--- Raw records ---

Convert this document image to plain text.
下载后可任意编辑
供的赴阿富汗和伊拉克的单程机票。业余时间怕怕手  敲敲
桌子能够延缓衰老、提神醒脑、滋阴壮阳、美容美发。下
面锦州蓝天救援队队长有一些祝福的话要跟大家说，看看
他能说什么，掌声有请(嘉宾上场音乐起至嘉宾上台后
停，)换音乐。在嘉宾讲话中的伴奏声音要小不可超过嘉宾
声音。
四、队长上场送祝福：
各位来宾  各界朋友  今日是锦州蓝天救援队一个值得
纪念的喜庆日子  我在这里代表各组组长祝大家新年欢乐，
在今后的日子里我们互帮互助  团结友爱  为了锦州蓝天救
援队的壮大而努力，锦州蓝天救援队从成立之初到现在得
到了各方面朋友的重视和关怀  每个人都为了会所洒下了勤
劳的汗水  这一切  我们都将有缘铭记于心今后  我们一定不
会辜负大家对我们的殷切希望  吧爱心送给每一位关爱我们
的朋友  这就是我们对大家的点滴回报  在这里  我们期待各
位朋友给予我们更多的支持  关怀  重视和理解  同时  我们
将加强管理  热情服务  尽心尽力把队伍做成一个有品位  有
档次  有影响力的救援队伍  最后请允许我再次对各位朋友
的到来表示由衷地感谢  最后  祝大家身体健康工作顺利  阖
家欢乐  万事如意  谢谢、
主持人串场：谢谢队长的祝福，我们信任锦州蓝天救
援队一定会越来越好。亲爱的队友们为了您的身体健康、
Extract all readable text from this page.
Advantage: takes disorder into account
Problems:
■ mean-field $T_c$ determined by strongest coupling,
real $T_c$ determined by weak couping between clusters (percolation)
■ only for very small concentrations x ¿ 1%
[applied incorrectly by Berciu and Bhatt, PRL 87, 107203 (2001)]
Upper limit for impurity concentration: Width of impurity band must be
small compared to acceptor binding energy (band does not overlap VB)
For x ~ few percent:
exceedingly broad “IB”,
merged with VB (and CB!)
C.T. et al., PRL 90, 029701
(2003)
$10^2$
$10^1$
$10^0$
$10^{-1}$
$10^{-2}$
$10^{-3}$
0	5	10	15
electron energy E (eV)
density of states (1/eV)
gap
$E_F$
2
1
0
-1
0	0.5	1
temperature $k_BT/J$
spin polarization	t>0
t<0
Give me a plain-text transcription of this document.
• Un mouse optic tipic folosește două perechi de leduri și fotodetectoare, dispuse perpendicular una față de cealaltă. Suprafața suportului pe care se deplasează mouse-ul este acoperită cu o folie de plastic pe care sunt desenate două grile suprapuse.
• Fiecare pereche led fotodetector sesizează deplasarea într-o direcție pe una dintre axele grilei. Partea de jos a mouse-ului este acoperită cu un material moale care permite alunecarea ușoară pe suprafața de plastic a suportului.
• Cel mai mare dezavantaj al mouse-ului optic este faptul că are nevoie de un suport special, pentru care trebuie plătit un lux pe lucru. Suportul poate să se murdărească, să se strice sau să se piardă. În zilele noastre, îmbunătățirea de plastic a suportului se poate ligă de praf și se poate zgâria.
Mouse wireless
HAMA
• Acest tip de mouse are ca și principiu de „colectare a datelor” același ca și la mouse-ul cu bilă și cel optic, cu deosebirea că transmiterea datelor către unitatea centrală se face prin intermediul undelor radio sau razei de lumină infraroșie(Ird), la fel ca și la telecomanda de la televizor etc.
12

---

Task details:
Check each line of the entries for the string "optic". Copy the lines that have it.

Written answer:
• Un mouse optic tipic folosește două perechi de leduri și fotodetectoare, dispuse perpendicular una față de cealaltă. Suprafața suportului pe care se deplasează mouse-ul este acoperită cu o folie de plastic pe care sunt desenate două grile suprapuse.
• Cel mai mare dezavantaj al mouse-ului optic este faptul că are nevoie de un suport special, pentru care trebuie plătit un lux pe lucru. Suportul poate să se murdărească, să se strice sau să se piardă. În zilele noastre, îmbunătățirea de plastic a suportului se poate ligă de praf și se poate zgâria.
• Acest tip de mouse are ca și principiu de „colectare a datelor” același ca și la mouse-ul cu bilă și cel optic, cu deosebirea că transmiterea datelor către unitatea centrală se face prin intermediul undelor radio sau razei de lumină infraroșie(Ird), la fel ca și la telecomanda de la televizor etc.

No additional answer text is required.